Supplied records —
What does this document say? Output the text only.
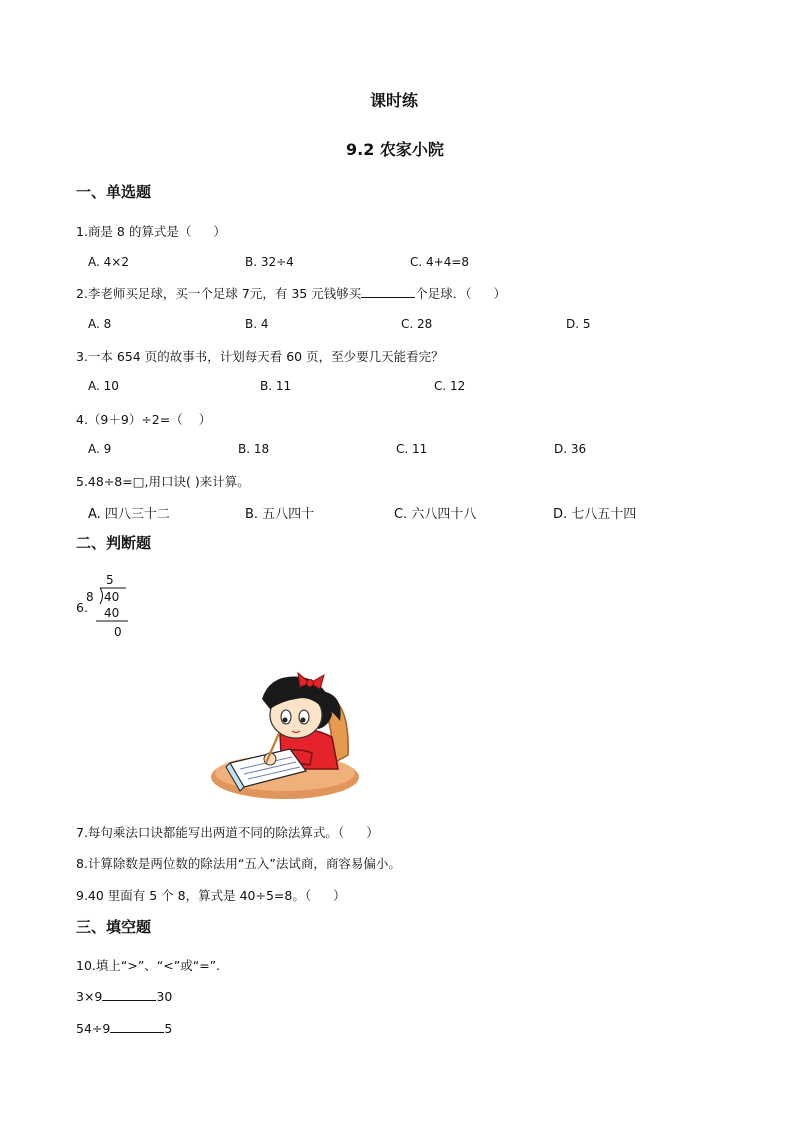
课时练
9.2 农家小院
一、单选题
1.商是 8 的算式是（ ）
A. 4×2	B. 32÷4	C. 4+4=8
2.李老师买足球，买一个足球 7元，有 35 元钱够买	个足球．（ ）
A. 8	B. 4	C. 28	D. 5
3.一本 654 页的故事书，计划每天看 60 页，至少要几天能看完？
A. 10	B. 11	C. 12
4.（9＋9）÷2=（ ）
A. 9	B. 18	C. 11	D. 36
5.48÷8=□,用口诀( )来计算。
A. 四八三十二	B. 五八四十	C. 六八四十八	D. 七八五十四
二、判断题
6.
5
8 40
40
0
7.每句乘法口诀都能写出两道不同的除法算式。（ ）
8.计算除数是两位数的除法用“五入”法试商，商容易偏小。
9.40 里面有 5 个 8，算式是 40÷5=8。（ ）
三、填空题
10.填上“>”、“<”或“=”.
3×9	30
54÷9	5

Goal of the exercise —
Output the material word for word, omitting its pictures.

Written answer —
What does this document say? Output the text only.
课时练
9.2 农家小院
一、单选题
1.商是 8 的算式是（ ）
A. 4×2	B. 32÷4	C. 4+4=8
2.李老师买足球，买一个足球 7元，有 35 元钱够买	个足球．（ ）
A. 8	B. 4	C. 28	D. 5
3.一本 654 页的故事书，计划每天看 60 页，至少要几天能看完？
A. 10	B. 11	C. 12
4.（9＋9）÷2=（ ）
A. 9	B. 18	C. 11	D. 36
5.48÷8=□,用口诀( )来计算。
A. 四八三十二	B. 五八四十	C. 六八四十八	D. 七八五十四
二、判断题
6.
5
8 40
40
0
7.每句乘法口诀都能写出两道不同的除法算式。（ ）
8.计算除数是两位数的除法用“五入”法试商，商容易偏小。
9.40 里面有 5 个 8，算式是 40÷5=8。（ ）
三、填空题
10.填上“>”、“<”或“=”.
3×9	30
54÷9	5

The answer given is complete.